### Data supplied
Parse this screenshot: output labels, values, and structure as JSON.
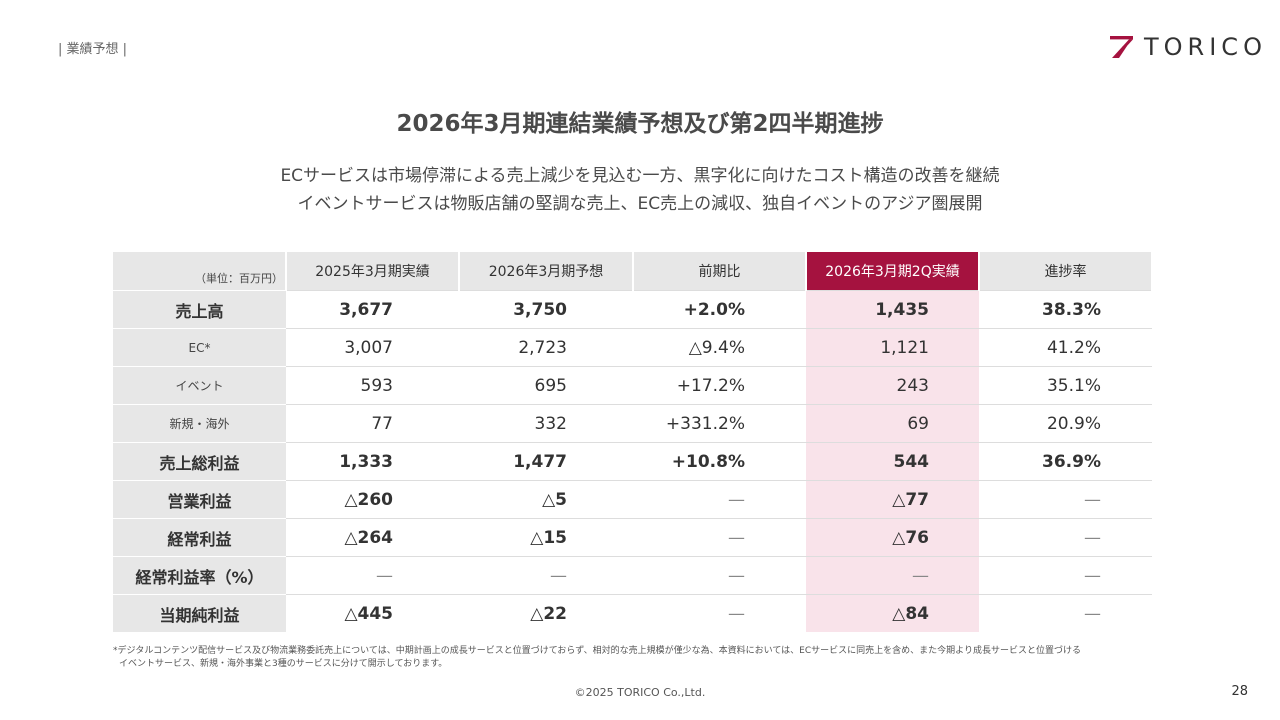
{
  "header": {
    "section_tag": "| 業績予想 |",
    "logo_text": "TORICO"
  },
  "title": "2026年3月期連結業績予想及び第2四半期進捗",
  "subtitle_lines": [
    "ECサービスは市場停滞による売上減少を見込む一方、黒字化に向けたコスト構造の改善を継続",
    "イベントサービスは物販店舗の堅調な売上、EC売上の減収、独自イベントのアジア圏展開"
  ],
  "table": {
    "unit": "（単位：百万円）",
    "columns": [
      "2025年3月期実績",
      "2026年3月期予想",
      "前期比",
      "2026年3月期2Q実績",
      "進捗率"
    ],
    "rows": [
      {
        "label": "売上高",
        "values": [
          "3,677",
          "3,750",
          "+2.0%",
          "1,435",
          "38.3%"
        ]
      },
      {
        "label": "EC*",
        "values": [
          "3,007",
          "2,723",
          "△9.4%",
          "1,121",
          "41.2%"
        ]
      },
      {
        "label": "イベント",
        "values": [
          "593",
          "695",
          "+17.2%",
          "243",
          "35.1%"
        ]
      },
      {
        "label": "新規・海外",
        "values": [
          "77",
          "332",
          "+331.2%",
          "69",
          "20.9%"
        ]
      },
      {
        "label": "売上総利益",
        "values": [
          "1,333",
          "1,477",
          "+10.8%",
          "544",
          "36.9%"
        ]
      },
      {
        "label": "営業利益",
        "values": [
          "△260",
          "△5",
          "—",
          "△77",
          "—"
        ]
      },
      {
        "label": "経常利益",
        "values": [
          "△264",
          "△15",
          "—",
          "△76",
          "—"
        ]
      },
      {
        "label": "経常利益率（%）",
        "values": [
          "—",
          "—",
          "—",
          "—",
          "—"
        ]
      },
      {
        "label": "当期純利益",
        "values": [
          "△445",
          "△22",
          "—",
          "△84",
          "—"
        ]
      }
    ]
  },
  "footnote_lines": [
    "*デジタルコンテンツ配信サービス及び物流業務委託売上については、中期計画上の成長サービスと位置づけておらず、相対的な売上規模が僅少な為、本資料においては、ECサービスに同売上を含め、また今期より成長サービスと位置づける",
    "イベントサービス、新規・海外事業と3種のサービスに分けて開示しております。"
  ],
  "footer": {
    "copyright": "©2025 TORICO Co.,Ltd.",
    "page_number": "28"
  },
  "colors": {
    "accent": "#a5123f",
    "highlight_bg": "#f9e3ea",
    "label_bg": "#e7e7e7"
  }
}
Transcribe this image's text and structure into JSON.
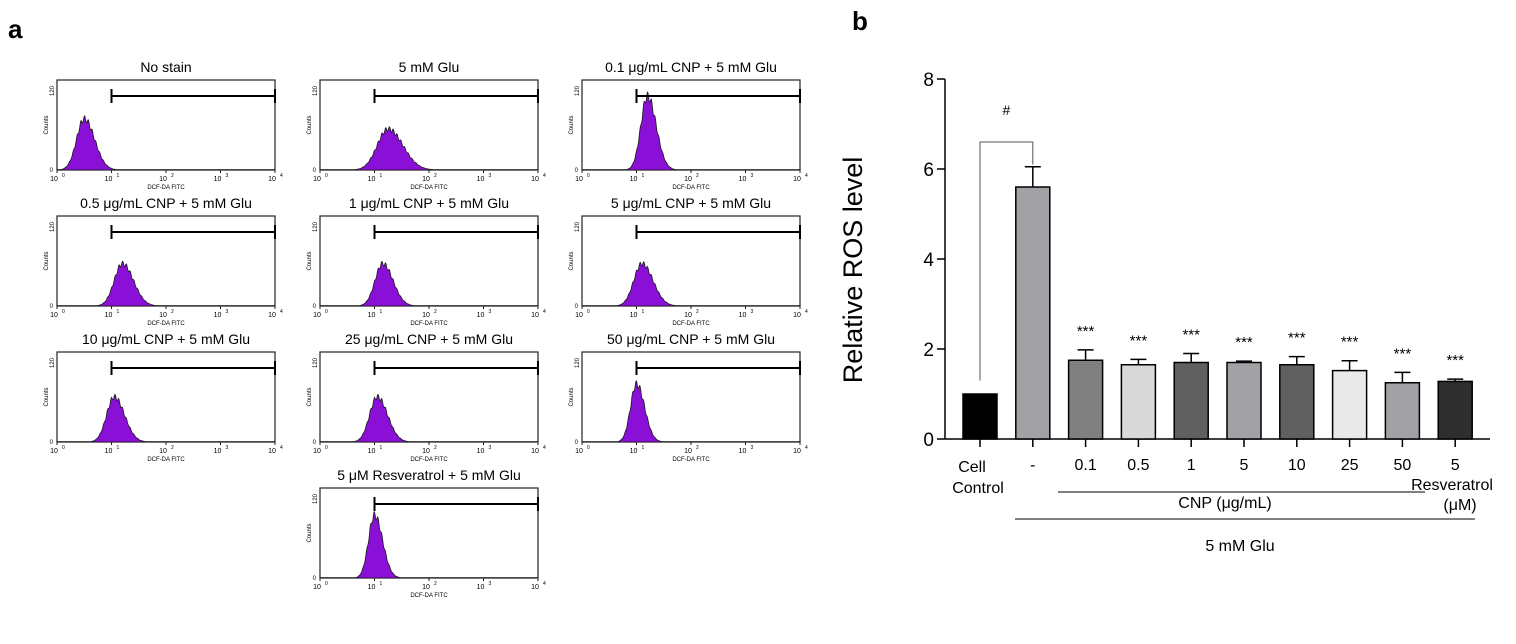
{
  "panel_labels": {
    "a": "a",
    "b": "b"
  },
  "chart_data": [
    {
      "type": "histogram-grid",
      "xlabel": "DCF-DA FITC",
      "ylabel": "Counts",
      "x_ticks": [
        "10",
        "10",
        "10",
        "10",
        "10"
      ],
      "x_tick_exps": [
        "0",
        "1",
        "2",
        "3",
        "4"
      ],
      "y_ticks": [
        "0",
        "120"
      ],
      "ylim": [
        0,
        120
      ],
      "xlim_log10": [
        0,
        4
      ],
      "gate_log10": [
        1,
        4
      ],
      "panels": [
        {
          "title": "No stain",
          "peak_log10": 0.5,
          "peak_count": 75,
          "spread": 0.14
        },
        {
          "title": "5 mM Glu",
          "peak_log10": 1.25,
          "peak_count": 60,
          "spread": 0.2
        },
        {
          "title": "0.1 μg/mL CNP + 5 mM Glu",
          "peak_log10": 1.2,
          "peak_count": 108,
          "spread": 0.12
        },
        {
          "title": "0.5 μg/mL CNP + 5 mM Glu",
          "peak_log10": 1.2,
          "peak_count": 62,
          "spread": 0.15
        },
        {
          "title": "1 μg/mL CNP + 5 mM Glu",
          "peak_log10": 1.15,
          "peak_count": 62,
          "spread": 0.14
        },
        {
          "title": "5 μg/mL CNP + 5 mM Glu",
          "peak_log10": 1.1,
          "peak_count": 62,
          "spread": 0.15
        },
        {
          "title": "10 μg/mL CNP + 5 mM Glu",
          "peak_log10": 1.05,
          "peak_count": 66,
          "spread": 0.14
        },
        {
          "title": "25 μg/mL CNP + 5 mM Glu",
          "peak_log10": 1.05,
          "peak_count": 66,
          "spread": 0.14
        },
        {
          "title": "50 μg/mL CNP + 5 mM Glu",
          "peak_log10": 1.0,
          "peak_count": 85,
          "spread": 0.11
        },
        {
          "title": "5 μM Resveratrol + 5 mM Glu",
          "peak_log10": 1.0,
          "peak_count": 92,
          "spread": 0.11
        }
      ]
    },
    {
      "type": "bar",
      "ylabel": "Relative ROS level",
      "ylim": [
        0,
        8
      ],
      "y_ticks": [
        "0",
        "2",
        "4",
        "6",
        "8"
      ],
      "categories": [
        "Cell Control",
        "-",
        "0.1",
        "0.5",
        "1",
        "5",
        "10",
        "25",
        "50",
        "5"
      ],
      "cell_control_lines": [
        "Cell",
        "Control"
      ],
      "values": [
        1.0,
        5.6,
        1.75,
        1.65,
        1.7,
        1.7,
        1.65,
        1.52,
        1.25,
        1.28
      ],
      "errors": [
        0,
        0.45,
        0.23,
        0.12,
        0.2,
        0.03,
        0.18,
        0.22,
        0.23,
        0.05
      ],
      "colors": [
        "#000000",
        "#a2a2a6",
        "#808080",
        "#d9d9d9",
        "#606060",
        "#a2a2a6",
        "#606060",
        "#e9e9e9",
        "#a2a2a6",
        "#2e2e2e"
      ],
      "significance": [
        "",
        "",
        "***",
        "***",
        "***",
        "***",
        "***",
        "***",
        "***",
        "***"
      ],
      "comparison_mark": "#",
      "group_labels": {
        "cnp": "CNP (μg/mL)",
        "resveratrol": "Resveratrol",
        "resveratrol_unit": "(μM)",
        "glu": "5 mM Glu"
      }
    }
  ]
}
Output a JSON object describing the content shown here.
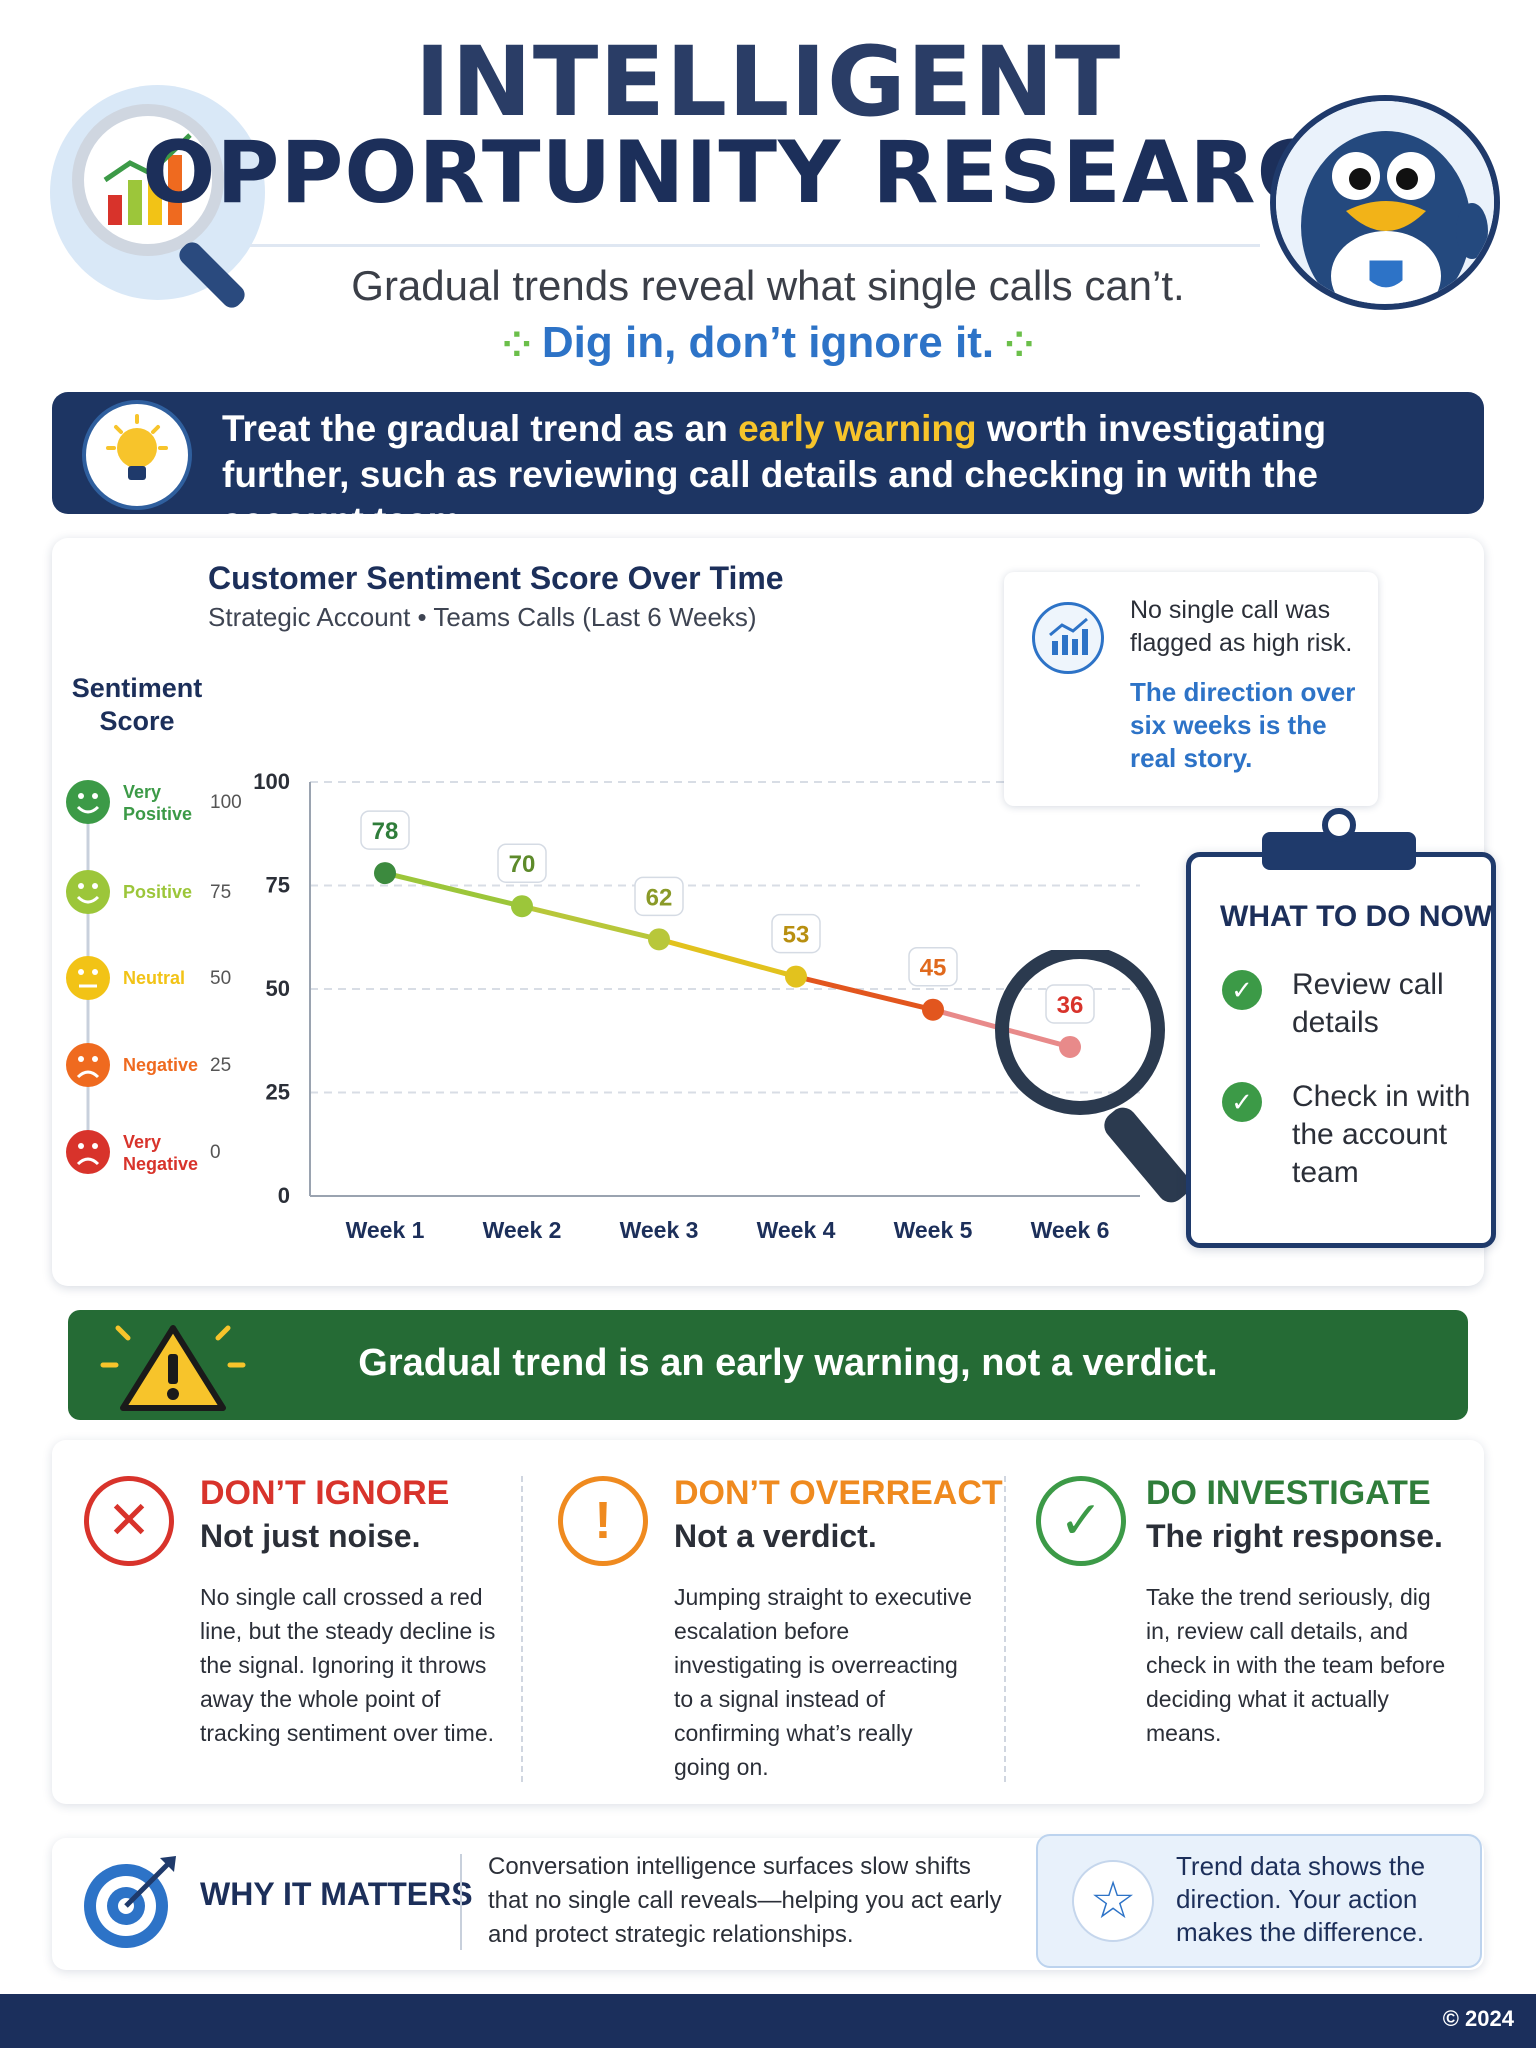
{
  "header": {
    "title_line1": "INTELLIGENT",
    "title_line2": "OPPORTUNITY RESEARCH",
    "subtitle": "Gradual trends reveal what single calls can’t.",
    "tagline": "Dig in, don’t ignore it."
  },
  "banner": {
    "text_before": "Treat the gradual trend as an ",
    "highlight": "early warning",
    "text_after": " worth investigating further, such as reviewing call details and checking in with the account team."
  },
  "chart_card": {
    "title": "Customer Sentiment Score Over Time",
    "subtitle": "Strategic Account • Teams Calls (Last 6 Weeks)",
    "y_axis_title": "Sentiment Score",
    "scale_legend": [
      {
        "label_line1": "Very",
        "label_line2": "Positive",
        "value": "100",
        "color": "#3c9a47"
      },
      {
        "label_line1": "Positive",
        "label_line2": "",
        "value": "75",
        "color": "#9cc63a"
      },
      {
        "label_line1": "Neutral",
        "label_line2": "",
        "value": "50",
        "color": "#f2c316"
      },
      {
        "label_line1": "Negative",
        "label_line2": "",
        "value": "25",
        "color": "#ef6a1f"
      },
      {
        "label_line1": "Very",
        "label_line2": "Negative",
        "value": "0",
        "color": "#d8332b"
      }
    ],
    "callout": {
      "text": "No single call was flagged as high risk.",
      "emphasis": "The direction over six weeks is the real story."
    }
  },
  "chart_data": {
    "type": "line",
    "categories": [
      "Week 1",
      "Week 2",
      "Week 3",
      "Week 4",
      "Week 5",
      "Week 6"
    ],
    "values": [
      78,
      70,
      62,
      53,
      45,
      36
    ],
    "point_colors": [
      "#3c8a3e",
      "#9cc63a",
      "#b8c73a",
      "#e2c21e",
      "#e2561e",
      "#e88a8a"
    ],
    "label_colors": [
      "#2f7d3a",
      "#5d8a2a",
      "#8a9a28",
      "#b88f10",
      "#e0691d",
      "#d8332b"
    ],
    "y_ticks": [
      "0",
      "25",
      "50",
      "75",
      "100"
    ],
    "ylim": [
      0,
      100
    ],
    "grid": true
  },
  "todo": {
    "title": "WHAT TO DO NOW",
    "items": [
      {
        "text": "Review call details"
      },
      {
        "text": "Check in with the account team"
      }
    ]
  },
  "warning": {
    "text": "Gradual trend is an early warning, not a verdict."
  },
  "columns": [
    {
      "heading": "DON’T IGNORE",
      "subheading": "Not just noise.",
      "body": "No single call crossed a red line, but the steady decline is the signal. Ignoring it throws away the whole point of tracking sentiment over time.",
      "color": "#d8332b",
      "icon": "✕"
    },
    {
      "heading": "DON’T OVERREACT",
      "subheading": "Not a verdict.",
      "body": "Jumping straight to executive escalation before investigating is overreacting to a signal instead of confirming what’s really going on.",
      "color": "#ef8a1f",
      "icon": "!"
    },
    {
      "heading": "DO INVESTIGATE",
      "subheading": "The right response.",
      "body": "Take the trend seriously, dig in, review call details, and check in with the team before deciding what it actually means.",
      "color": "#3c9a47",
      "icon": "✓"
    }
  ],
  "why": {
    "title": "WHY IT MATTERS",
    "body": "Conversation intelligence surfaces slow shifts that no single call reveals—helping you act early and protect strategic relationships.",
    "trend_note": "Trend data shows the direction. Your action makes the difference."
  },
  "footer": {
    "copyright": "© 2024"
  }
}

### Task objective
Working from the entries above, return all lines that contain "body".

### Exercise answer
      "body": "No single call crossed a red line, but the steady decline is the signal. Ignoring it throws away the whole point of tracking sentiment over time.",
      "body": "Jumping straight to executive escalation before investigating is overreacting to a signal instead of confirming what’s really going on.",
      "body": "Take the trend seriously, dig in, review call details, and check in with the team before deciding what it actually means.",
    "body": "Conversation intelligence surfaces slow shifts that no single call reveals—helping you act early and protect strategic relationships.",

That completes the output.